## WORKING DATA
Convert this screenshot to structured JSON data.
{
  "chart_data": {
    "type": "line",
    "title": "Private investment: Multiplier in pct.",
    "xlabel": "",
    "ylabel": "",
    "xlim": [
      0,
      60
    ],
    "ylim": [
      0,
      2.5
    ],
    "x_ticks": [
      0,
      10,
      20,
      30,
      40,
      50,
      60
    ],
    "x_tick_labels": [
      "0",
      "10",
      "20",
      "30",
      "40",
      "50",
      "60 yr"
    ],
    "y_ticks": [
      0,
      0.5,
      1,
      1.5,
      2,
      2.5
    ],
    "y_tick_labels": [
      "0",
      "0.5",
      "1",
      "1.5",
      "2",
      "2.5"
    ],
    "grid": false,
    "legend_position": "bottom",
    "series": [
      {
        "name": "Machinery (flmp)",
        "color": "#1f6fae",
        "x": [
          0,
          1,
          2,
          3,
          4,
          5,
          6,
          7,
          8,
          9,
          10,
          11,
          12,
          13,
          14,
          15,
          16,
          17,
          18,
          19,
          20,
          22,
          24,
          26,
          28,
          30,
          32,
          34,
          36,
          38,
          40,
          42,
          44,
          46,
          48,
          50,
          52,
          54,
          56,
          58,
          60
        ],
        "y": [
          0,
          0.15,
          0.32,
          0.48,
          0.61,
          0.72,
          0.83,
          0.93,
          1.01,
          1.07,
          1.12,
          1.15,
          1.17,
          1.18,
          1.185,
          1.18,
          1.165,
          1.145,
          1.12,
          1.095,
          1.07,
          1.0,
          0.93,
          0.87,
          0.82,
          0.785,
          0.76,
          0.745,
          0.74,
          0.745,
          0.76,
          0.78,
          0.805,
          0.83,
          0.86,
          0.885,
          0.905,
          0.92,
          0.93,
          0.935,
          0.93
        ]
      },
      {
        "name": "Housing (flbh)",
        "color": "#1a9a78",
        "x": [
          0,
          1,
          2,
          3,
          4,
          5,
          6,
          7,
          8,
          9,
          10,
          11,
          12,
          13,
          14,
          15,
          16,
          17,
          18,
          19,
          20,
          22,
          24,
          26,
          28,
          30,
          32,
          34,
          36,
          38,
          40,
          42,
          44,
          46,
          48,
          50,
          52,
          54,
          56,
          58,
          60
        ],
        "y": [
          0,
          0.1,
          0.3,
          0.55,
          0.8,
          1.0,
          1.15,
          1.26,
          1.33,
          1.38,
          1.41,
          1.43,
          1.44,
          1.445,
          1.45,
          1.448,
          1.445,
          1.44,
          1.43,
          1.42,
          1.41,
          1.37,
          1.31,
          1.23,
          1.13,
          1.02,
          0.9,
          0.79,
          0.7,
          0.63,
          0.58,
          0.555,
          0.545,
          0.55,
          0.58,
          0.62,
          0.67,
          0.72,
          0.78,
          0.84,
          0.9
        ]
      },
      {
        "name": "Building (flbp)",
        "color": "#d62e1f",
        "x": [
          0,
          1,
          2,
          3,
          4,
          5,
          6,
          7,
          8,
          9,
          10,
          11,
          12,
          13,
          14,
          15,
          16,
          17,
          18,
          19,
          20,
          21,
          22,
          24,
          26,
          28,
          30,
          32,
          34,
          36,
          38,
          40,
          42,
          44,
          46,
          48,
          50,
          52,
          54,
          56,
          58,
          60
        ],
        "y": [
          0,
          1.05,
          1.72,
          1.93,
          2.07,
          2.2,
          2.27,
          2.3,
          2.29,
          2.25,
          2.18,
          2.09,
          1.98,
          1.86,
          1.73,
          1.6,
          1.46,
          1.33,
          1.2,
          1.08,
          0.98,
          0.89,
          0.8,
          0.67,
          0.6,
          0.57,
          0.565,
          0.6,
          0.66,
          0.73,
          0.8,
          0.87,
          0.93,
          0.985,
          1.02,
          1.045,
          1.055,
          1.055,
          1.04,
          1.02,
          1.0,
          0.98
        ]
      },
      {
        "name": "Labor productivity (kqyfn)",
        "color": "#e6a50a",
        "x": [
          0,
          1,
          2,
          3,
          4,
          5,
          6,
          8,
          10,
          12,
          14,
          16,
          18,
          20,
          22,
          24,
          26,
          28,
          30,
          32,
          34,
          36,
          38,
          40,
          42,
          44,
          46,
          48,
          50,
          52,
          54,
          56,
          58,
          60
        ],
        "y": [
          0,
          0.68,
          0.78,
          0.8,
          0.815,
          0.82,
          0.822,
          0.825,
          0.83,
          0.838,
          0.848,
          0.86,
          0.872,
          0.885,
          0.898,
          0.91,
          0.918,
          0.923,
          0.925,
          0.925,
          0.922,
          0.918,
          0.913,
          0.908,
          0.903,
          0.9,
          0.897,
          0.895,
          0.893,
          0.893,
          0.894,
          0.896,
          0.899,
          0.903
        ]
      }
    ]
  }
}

## REQUIREMENT
Return all the data above once more, precisely as given.

## WORKED ANSWER
Convert this screenshot to structured JSON data.
{
  "chart_data": {
    "type": "line",
    "title": "Private investment: Multiplier in pct.",
    "xlabel": "",
    "ylabel": "",
    "xlim": [
      0,
      60
    ],
    "ylim": [
      0,
      2.5
    ],
    "x_ticks": [
      0,
      10,
      20,
      30,
      40,
      50,
      60
    ],
    "x_tick_labels": [
      "0",
      "10",
      "20",
      "30",
      "40",
      "50",
      "60 yr"
    ],
    "y_ticks": [
      0,
      0.5,
      1,
      1.5,
      2,
      2.5
    ],
    "y_tick_labels": [
      "0",
      "0.5",
      "1",
      "1.5",
      "2",
      "2.5"
    ],
    "grid": false,
    "legend_position": "bottom",
    "series": [
      {
        "name": "Machinery (flmp)",
        "color": "#1f6fae",
        "x": [
          0,
          1,
          2,
          3,
          4,
          5,
          6,
          7,
          8,
          9,
          10,
          11,
          12,
          13,
          14,
          15,
          16,
          17,
          18,
          19,
          20,
          22,
          24,
          26,
          28,
          30,
          32,
          34,
          36,
          38,
          40,
          42,
          44,
          46,
          48,
          50,
          52,
          54,
          56,
          58,
          60
        ],
        "y": [
          0,
          0.15,
          0.32,
          0.48,
          0.61,
          0.72,
          0.83,
          0.93,
          1.01,
          1.07,
          1.12,
          1.15,
          1.17,
          1.18,
          1.185,
          1.18,
          1.165,
          1.145,
          1.12,
          1.095,
          1.07,
          1.0,
          0.93,
          0.87,
          0.82,
          0.785,
          0.76,
          0.745,
          0.74,
          0.745,
          0.76,
          0.78,
          0.805,
          0.83,
          0.86,
          0.885,
          0.905,
          0.92,
          0.93,
          0.935,
          0.93
        ]
      },
      {
        "name": "Housing (flbh)",
        "color": "#1a9a78",
        "x": [
          0,
          1,
          2,
          3,
          4,
          5,
          6,
          7,
          8,
          9,
          10,
          11,
          12,
          13,
          14,
          15,
          16,
          17,
          18,
          19,
          20,
          22,
          24,
          26,
          28,
          30,
          32,
          34,
          36,
          38,
          40,
          42,
          44,
          46,
          48,
          50,
          52,
          54,
          56,
          58,
          60
        ],
        "y": [
          0,
          0.1,
          0.3,
          0.55,
          0.8,
          1.0,
          1.15,
          1.26,
          1.33,
          1.38,
          1.41,
          1.43,
          1.44,
          1.445,
          1.45,
          1.448,
          1.445,
          1.44,
          1.43,
          1.42,
          1.41,
          1.37,
          1.31,
          1.23,
          1.13,
          1.02,
          0.9,
          0.79,
          0.7,
          0.63,
          0.58,
          0.555,
          0.545,
          0.55,
          0.58,
          0.62,
          0.67,
          0.72,
          0.78,
          0.84,
          0.9
        ]
      },
      {
        "name": "Building (flbp)",
        "color": "#d62e1f",
        "x": [
          0,
          1,
          2,
          3,
          4,
          5,
          6,
          7,
          8,
          9,
          10,
          11,
          12,
          13,
          14,
          15,
          16,
          17,
          18,
          19,
          20,
          21,
          22,
          24,
          26,
          28,
          30,
          32,
          34,
          36,
          38,
          40,
          42,
          44,
          46,
          48,
          50,
          52,
          54,
          56,
          58,
          60
        ],
        "y": [
          0,
          1.05,
          1.72,
          1.93,
          2.07,
          2.2,
          2.27,
          2.3,
          2.29,
          2.25,
          2.18,
          2.09,
          1.98,
          1.86,
          1.73,
          1.6,
          1.46,
          1.33,
          1.2,
          1.08,
          0.98,
          0.89,
          0.8,
          0.67,
          0.6,
          0.57,
          0.565,
          0.6,
          0.66,
          0.73,
          0.8,
          0.87,
          0.93,
          0.985,
          1.02,
          1.045,
          1.055,
          1.055,
          1.04,
          1.02,
          1.0,
          0.98
        ]
      },
      {
        "name": "Labor productivity (kqyfn)",
        "color": "#e6a50a",
        "x": [
          0,
          1,
          2,
          3,
          4,
          5,
          6,
          8,
          10,
          12,
          14,
          16,
          18,
          20,
          22,
          24,
          26,
          28,
          30,
          32,
          34,
          36,
          38,
          40,
          42,
          44,
          46,
          48,
          50,
          52,
          54,
          56,
          58,
          60
        ],
        "y": [
          0,
          0.68,
          0.78,
          0.8,
          0.815,
          0.82,
          0.822,
          0.825,
          0.83,
          0.838,
          0.848,
          0.86,
          0.872,
          0.885,
          0.898,
          0.91,
          0.918,
          0.923,
          0.925,
          0.925,
          0.922,
          0.918,
          0.913,
          0.908,
          0.903,
          0.9,
          0.897,
          0.895,
          0.893,
          0.893,
          0.894,
          0.896,
          0.899,
          0.903
        ]
      }
    ]
  }
}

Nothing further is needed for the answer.